> **AIM OF THE TASK**
Write out every entry word for word.

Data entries
....

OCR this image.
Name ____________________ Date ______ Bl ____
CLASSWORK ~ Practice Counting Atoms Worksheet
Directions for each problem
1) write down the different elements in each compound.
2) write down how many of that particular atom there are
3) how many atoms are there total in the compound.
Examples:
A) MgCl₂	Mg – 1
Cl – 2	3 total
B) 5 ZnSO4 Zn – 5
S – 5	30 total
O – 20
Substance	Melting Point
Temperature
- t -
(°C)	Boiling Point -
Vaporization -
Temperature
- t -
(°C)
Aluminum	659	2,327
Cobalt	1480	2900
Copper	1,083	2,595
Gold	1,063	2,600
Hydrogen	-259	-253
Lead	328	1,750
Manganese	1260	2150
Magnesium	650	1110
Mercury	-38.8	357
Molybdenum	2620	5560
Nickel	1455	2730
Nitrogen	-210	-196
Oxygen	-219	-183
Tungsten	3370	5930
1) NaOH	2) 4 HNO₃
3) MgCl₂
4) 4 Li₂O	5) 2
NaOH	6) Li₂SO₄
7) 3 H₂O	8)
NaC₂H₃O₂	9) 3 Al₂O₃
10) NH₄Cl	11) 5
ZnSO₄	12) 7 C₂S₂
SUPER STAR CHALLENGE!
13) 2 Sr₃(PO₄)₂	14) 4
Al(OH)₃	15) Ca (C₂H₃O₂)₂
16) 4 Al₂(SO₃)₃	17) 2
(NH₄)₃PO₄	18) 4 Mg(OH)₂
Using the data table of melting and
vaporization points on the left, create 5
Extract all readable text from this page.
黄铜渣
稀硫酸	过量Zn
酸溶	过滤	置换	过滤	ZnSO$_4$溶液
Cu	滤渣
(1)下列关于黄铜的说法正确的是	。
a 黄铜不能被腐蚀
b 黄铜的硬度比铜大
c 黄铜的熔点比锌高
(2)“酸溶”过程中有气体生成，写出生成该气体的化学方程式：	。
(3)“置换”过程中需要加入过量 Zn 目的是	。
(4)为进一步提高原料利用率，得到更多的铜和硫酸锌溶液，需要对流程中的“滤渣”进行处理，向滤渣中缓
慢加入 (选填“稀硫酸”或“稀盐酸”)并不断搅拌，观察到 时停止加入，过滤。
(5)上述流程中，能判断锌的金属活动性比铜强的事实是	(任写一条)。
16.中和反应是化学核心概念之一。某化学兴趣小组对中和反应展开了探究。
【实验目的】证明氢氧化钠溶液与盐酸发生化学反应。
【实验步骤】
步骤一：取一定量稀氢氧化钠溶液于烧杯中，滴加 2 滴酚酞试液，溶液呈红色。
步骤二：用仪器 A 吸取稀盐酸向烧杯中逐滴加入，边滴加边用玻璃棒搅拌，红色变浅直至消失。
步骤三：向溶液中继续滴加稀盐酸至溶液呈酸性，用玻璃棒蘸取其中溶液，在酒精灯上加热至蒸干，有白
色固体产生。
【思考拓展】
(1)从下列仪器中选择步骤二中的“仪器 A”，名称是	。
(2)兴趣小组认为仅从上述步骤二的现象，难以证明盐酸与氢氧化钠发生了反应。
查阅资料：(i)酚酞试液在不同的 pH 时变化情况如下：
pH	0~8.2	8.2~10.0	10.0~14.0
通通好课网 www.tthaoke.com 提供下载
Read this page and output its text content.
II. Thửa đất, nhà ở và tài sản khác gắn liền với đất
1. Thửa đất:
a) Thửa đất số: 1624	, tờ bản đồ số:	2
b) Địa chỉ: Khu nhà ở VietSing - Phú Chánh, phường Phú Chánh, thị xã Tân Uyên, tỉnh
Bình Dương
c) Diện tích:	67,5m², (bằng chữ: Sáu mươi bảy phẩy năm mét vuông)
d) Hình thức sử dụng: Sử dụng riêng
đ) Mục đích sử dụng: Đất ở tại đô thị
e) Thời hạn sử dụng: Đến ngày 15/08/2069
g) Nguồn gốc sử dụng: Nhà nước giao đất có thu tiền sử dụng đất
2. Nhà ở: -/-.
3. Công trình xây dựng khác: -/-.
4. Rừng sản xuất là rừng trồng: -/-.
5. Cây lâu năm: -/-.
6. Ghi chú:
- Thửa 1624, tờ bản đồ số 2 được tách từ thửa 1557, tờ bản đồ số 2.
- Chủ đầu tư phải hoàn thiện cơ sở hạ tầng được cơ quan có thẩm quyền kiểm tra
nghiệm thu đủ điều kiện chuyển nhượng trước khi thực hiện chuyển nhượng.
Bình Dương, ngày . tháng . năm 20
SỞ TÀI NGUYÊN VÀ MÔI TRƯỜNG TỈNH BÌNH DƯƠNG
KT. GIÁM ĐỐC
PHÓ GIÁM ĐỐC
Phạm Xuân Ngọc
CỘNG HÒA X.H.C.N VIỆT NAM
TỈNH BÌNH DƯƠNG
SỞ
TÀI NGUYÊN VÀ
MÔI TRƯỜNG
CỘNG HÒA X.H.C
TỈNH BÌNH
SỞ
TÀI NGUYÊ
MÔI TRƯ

....

> **FINAL RESULT**
OCR this image.
Name ____________________ Date ______ Bl ____
CLASSWORK ~ Practice Counting Atoms Worksheet
Directions for each problem
1) write down the different elements in each compound.
2) write down how many of that particular atom there are
3) how many atoms are there total in the compound.
Examples:
A) MgCl₂	Mg – 1
Cl – 2	3 total
B) 5 ZnSO4 Zn – 5
S – 5	30 total
O – 20
Substance	Melting Point
Temperature
- t -
(°C)	Boiling Point -
Vaporization -
Temperature
- t -
(°C)
Aluminum	659	2,327
Cobalt	1480	2900
Copper	1,083	2,595
Gold	1,063	2,600
Hydrogen	-259	-253
Lead	328	1,750
Manganese	1260	2150
Magnesium	650	1110
Mercury	-38.8	357
Molybdenum	2620	5560
Nickel	1455	2730
Nitrogen	-210	-196
Oxygen	-219	-183
Tungsten	3370	5930
1) NaOH	2) 4 HNO₃
3) MgCl₂
4) 4 Li₂O	5) 2
NaOH	6) Li₂SO₄
7) 3 H₂O	8)
NaC₂H₃O₂	9) 3 Al₂O₃
10) NH₄Cl	11) 5
ZnSO₄	12) 7 C₂S₂
SUPER STAR CHALLENGE!
13) 2 Sr₃(PO₄)₂	14) 4
Al(OH)₃	15) Ca (C₂H₃O₂)₂
16) 4 Al₂(SO₃)₃	17) 2
(NH₄)₃PO₄	18) 4 Mg(OH)₂
Using the data table of melting and
vaporization points on the left, create 5
Extract all readable text from this page.
黄铜渣
稀硫酸	过量Zn
酸溶	过滤	置换	过滤	ZnSO$_4$溶液
Cu	滤渣
(1)下列关于黄铜的说法正确的是	。
a 黄铜不能被腐蚀
b 黄铜的硬度比铜大
c 黄铜的熔点比锌高
(2)“酸溶”过程中有气体生成，写出生成该气体的化学方程式：	。
(3)“置换”过程中需要加入过量 Zn 目的是	。
(4)为进一步提高原料利用率，得到更多的铜和硫酸锌溶液，需要对流程中的“滤渣”进行处理，向滤渣中缓
慢加入 (选填“稀硫酸”或“稀盐酸”)并不断搅拌，观察到 时停止加入，过滤。
(5)上述流程中，能判断锌的金属活动性比铜强的事实是	(任写一条)。
16.中和反应是化学核心概念之一。某化学兴趣小组对中和反应展开了探究。
【实验目的】证明氢氧化钠溶液与盐酸发生化学反应。
【实验步骤】
步骤一：取一定量稀氢氧化钠溶液于烧杯中，滴加 2 滴酚酞试液，溶液呈红色。
步骤二：用仪器 A 吸取稀盐酸向烧杯中逐滴加入，边滴加边用玻璃棒搅拌，红色变浅直至消失。
步骤三：向溶液中继续滴加稀盐酸至溶液呈酸性，用玻璃棒蘸取其中溶液，在酒精灯上加热至蒸干，有白
色固体产生。
【思考拓展】
(1)从下列仪器中选择步骤二中的“仪器 A”，名称是	。
(2)兴趣小组认为仅从上述步骤二的现象，难以证明盐酸与氢氧化钠发生了反应。
查阅资料：(i)酚酞试液在不同的 pH 时变化情况如下：
pH	0~8.2	8.2~10.0	10.0~14.0
通通好课网 www.tthaoke.com 提供下载
Read this page and output its text content.
II. Thửa đất, nhà ở và tài sản khác gắn liền với đất
1. Thửa đất:
a) Thửa đất số: 1624	, tờ bản đồ số:	2
b) Địa chỉ: Khu nhà ở VietSing - Phú Chánh, phường Phú Chánh, thị xã Tân Uyên, tỉnh
Bình Dương
c) Diện tích:	67,5m², (bằng chữ: Sáu mươi bảy phẩy năm mét vuông)
d) Hình thức sử dụng: Sử dụng riêng
đ) Mục đích sử dụng: Đất ở tại đô thị
e) Thời hạn sử dụng: Đến ngày 15/08/2069
g) Nguồn gốc sử dụng: Nhà nước giao đất có thu tiền sử dụng đất
2. Nhà ở: -/-.
3. Công trình xây dựng khác: -/-.
4. Rừng sản xuất là rừng trồng: -/-.
5. Cây lâu năm: -/-.
6. Ghi chú:
- Thửa 1624, tờ bản đồ số 2 được tách từ thửa 1557, tờ bản đồ số 2.
- Chủ đầu tư phải hoàn thiện cơ sở hạ tầng được cơ quan có thẩm quyền kiểm tra
nghiệm thu đủ điều kiện chuyển nhượng trước khi thực hiện chuyển nhượng.
Bình Dương, ngày . tháng . năm 20
SỞ TÀI NGUYÊN VÀ MÔI TRƯỜNG TỈNH BÌNH DƯƠNG
KT. GIÁM ĐỐC
PHÓ GIÁM ĐỐC
Phạm Xuân Ngọc
CỘNG HÒA X.H.C.N VIỆT NAM
TỈNH BÌNH DƯƠNG
SỞ
TÀI NGUYÊN VÀ
MÔI TRƯỜNG
CỘNG HÒA X.H.C
TỈNH BÌNH
SỞ
TÀI NGUYÊ
MÔI TRƯ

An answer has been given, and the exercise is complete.